§ WHAT YOU NEED TO DO:
Scan the data for lines with "screenshot" and report the count by itself.
--- TASK INPUTS ---
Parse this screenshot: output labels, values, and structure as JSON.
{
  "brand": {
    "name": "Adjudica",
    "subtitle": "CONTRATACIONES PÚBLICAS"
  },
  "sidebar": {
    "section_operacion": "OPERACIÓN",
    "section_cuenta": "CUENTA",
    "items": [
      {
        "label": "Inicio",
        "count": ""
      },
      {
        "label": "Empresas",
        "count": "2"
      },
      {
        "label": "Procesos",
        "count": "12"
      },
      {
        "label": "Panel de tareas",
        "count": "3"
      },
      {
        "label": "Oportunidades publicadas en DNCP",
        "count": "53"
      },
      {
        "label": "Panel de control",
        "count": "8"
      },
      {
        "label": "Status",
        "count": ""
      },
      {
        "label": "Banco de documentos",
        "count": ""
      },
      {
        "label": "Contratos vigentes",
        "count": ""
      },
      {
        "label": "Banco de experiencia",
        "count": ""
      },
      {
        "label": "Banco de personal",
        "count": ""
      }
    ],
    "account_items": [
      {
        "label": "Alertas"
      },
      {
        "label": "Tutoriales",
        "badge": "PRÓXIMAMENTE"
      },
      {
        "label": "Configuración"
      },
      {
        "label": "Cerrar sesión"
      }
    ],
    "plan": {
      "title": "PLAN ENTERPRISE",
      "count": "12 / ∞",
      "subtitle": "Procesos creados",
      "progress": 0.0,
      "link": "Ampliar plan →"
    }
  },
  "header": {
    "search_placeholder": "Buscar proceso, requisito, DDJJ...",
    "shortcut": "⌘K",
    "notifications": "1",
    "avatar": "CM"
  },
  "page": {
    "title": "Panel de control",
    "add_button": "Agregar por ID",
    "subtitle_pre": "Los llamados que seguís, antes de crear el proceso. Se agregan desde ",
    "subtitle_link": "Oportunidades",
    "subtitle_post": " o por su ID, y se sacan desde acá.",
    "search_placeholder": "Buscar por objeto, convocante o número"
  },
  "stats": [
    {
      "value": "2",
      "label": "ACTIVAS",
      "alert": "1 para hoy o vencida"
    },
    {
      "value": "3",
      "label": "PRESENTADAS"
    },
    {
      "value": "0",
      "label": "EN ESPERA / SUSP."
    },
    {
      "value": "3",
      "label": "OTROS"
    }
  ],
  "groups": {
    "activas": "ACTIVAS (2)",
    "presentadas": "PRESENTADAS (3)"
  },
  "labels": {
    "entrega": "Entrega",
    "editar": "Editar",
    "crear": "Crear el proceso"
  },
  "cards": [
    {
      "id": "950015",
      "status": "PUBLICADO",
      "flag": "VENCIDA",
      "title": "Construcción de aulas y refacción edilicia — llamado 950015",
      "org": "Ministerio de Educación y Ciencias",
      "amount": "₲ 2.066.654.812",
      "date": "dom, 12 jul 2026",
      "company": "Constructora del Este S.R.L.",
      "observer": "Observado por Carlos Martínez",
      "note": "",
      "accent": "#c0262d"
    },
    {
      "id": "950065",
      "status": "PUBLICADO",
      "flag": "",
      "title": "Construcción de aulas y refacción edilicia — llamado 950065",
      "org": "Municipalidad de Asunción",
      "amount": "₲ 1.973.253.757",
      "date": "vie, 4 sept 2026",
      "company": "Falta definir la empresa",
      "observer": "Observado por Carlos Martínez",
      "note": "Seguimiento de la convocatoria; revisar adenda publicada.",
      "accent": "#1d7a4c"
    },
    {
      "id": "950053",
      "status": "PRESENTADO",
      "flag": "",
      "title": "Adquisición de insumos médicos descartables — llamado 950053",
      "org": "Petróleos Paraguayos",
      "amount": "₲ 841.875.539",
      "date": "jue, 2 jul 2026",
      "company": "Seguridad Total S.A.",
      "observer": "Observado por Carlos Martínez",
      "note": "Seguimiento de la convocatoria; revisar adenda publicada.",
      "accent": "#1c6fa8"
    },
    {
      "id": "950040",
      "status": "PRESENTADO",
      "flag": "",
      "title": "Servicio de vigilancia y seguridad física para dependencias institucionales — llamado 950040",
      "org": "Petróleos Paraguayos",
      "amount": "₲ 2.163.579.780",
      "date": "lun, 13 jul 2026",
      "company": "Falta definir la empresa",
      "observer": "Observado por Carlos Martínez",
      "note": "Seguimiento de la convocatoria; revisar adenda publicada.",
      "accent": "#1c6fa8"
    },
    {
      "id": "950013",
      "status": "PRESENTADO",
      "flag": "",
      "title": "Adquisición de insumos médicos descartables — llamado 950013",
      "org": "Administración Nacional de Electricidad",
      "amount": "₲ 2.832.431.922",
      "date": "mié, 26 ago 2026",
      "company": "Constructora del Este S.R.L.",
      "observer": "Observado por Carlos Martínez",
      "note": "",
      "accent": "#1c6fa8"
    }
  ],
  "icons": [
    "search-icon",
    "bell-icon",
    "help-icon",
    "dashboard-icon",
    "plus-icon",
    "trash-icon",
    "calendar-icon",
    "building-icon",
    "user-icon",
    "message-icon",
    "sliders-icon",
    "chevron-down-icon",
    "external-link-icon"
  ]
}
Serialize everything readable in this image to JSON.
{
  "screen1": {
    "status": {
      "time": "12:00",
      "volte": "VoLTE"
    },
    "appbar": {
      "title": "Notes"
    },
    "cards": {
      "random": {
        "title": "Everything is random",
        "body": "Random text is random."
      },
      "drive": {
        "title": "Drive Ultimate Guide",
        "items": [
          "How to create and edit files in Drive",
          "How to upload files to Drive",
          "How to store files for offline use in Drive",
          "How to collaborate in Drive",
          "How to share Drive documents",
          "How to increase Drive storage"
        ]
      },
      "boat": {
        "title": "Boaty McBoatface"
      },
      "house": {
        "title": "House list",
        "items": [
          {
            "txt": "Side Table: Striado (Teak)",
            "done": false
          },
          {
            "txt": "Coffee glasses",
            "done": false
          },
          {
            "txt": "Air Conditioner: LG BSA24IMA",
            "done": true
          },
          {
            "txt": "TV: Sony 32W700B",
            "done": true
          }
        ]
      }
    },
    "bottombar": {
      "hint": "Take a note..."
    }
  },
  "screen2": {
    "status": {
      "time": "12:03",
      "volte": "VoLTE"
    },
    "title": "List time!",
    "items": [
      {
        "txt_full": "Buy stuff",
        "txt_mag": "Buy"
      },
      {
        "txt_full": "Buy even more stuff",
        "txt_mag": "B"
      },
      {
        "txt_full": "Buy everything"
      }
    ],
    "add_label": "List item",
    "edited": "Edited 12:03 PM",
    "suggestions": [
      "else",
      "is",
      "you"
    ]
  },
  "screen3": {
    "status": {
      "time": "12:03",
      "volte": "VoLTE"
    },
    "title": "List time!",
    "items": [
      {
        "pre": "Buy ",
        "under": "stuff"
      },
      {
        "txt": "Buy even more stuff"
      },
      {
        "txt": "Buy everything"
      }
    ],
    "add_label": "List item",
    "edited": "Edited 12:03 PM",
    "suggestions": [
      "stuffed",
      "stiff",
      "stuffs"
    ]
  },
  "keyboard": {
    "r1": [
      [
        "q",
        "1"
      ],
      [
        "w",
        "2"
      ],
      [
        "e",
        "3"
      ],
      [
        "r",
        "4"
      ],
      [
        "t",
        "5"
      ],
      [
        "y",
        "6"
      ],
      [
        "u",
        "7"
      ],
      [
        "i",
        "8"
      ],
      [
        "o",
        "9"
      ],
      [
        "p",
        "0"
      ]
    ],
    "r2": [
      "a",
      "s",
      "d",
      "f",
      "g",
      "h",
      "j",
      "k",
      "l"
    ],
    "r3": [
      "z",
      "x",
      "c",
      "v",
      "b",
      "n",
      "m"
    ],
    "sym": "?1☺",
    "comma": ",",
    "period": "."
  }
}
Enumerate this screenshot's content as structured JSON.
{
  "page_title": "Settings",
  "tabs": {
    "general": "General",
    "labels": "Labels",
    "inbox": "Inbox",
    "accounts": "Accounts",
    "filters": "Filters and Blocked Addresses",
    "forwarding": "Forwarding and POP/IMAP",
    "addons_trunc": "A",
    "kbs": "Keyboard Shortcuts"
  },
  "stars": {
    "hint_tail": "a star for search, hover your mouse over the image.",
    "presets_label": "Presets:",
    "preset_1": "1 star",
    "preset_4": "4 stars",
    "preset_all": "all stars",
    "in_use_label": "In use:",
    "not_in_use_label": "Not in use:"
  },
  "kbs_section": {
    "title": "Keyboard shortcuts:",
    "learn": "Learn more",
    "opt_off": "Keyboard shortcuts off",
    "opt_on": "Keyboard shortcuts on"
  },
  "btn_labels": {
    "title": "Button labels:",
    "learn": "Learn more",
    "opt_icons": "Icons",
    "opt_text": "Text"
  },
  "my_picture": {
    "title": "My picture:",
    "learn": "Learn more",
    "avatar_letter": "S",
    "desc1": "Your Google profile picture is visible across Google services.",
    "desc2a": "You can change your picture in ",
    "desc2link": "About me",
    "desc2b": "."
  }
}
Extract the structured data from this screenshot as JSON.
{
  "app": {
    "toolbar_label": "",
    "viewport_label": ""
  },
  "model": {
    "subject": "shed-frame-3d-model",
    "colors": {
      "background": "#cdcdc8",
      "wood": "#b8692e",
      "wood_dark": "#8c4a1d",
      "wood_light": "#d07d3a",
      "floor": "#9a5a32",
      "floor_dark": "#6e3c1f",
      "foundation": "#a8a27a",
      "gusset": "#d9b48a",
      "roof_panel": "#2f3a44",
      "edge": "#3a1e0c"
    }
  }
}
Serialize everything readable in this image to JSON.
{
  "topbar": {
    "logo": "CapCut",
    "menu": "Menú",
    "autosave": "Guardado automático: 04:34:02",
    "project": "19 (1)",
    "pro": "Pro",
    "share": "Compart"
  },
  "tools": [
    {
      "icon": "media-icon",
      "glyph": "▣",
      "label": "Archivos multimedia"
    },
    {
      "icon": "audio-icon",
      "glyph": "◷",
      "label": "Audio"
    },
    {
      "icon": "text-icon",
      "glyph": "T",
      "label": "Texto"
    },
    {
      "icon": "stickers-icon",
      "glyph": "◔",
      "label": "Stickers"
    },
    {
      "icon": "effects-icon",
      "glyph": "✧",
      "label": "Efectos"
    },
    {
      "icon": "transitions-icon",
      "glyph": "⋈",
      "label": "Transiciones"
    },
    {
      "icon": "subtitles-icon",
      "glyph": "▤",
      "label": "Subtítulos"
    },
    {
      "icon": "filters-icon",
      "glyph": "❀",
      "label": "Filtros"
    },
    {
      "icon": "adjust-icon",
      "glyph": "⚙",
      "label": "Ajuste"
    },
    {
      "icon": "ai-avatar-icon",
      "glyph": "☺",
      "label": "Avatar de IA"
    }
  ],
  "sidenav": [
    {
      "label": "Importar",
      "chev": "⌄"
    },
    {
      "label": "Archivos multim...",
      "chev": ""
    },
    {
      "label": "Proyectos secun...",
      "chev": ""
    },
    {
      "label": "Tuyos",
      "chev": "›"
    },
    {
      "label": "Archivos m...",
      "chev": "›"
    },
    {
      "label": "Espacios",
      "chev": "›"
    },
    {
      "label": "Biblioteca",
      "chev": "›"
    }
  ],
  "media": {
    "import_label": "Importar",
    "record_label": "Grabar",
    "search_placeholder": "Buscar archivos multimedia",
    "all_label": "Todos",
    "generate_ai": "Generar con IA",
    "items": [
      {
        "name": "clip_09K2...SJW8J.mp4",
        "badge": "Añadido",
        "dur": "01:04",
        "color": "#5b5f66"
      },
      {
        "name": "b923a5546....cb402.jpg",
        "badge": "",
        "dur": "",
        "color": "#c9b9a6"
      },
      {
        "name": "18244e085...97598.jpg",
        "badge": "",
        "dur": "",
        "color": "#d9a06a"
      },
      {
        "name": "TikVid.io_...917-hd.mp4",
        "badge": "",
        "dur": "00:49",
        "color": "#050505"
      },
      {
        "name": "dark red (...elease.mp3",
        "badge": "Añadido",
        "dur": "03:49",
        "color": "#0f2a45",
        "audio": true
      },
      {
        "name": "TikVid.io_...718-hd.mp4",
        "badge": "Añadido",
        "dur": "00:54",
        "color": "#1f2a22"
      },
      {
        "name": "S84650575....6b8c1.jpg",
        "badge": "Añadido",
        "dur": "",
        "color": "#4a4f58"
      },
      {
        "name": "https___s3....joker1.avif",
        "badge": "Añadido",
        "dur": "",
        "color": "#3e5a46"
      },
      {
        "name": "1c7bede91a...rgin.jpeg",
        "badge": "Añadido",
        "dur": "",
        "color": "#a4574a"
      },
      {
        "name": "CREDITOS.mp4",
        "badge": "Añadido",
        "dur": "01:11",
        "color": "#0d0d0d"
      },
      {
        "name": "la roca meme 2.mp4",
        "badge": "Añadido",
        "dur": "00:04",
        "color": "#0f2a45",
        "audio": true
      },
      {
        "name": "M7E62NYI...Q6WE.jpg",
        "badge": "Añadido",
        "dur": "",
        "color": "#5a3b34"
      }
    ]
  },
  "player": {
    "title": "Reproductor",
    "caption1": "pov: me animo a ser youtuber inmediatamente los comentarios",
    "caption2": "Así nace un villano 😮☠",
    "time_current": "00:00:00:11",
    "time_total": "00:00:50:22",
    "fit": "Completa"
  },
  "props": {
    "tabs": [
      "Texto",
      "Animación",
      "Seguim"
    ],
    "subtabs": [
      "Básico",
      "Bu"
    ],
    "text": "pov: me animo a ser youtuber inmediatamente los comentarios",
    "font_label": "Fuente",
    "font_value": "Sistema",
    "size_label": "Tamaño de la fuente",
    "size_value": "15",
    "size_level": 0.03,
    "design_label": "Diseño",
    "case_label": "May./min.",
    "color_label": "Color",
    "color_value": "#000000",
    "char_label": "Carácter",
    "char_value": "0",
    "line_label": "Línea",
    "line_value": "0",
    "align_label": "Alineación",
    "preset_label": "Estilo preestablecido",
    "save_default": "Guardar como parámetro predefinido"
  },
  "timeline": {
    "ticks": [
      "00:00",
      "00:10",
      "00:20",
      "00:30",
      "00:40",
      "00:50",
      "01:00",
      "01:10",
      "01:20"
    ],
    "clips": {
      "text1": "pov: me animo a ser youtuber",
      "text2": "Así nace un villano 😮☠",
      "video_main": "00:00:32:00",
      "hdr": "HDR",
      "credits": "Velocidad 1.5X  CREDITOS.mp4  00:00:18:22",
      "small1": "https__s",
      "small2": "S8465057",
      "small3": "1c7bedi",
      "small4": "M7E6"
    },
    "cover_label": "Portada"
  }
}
---
§ OUTPUT:
3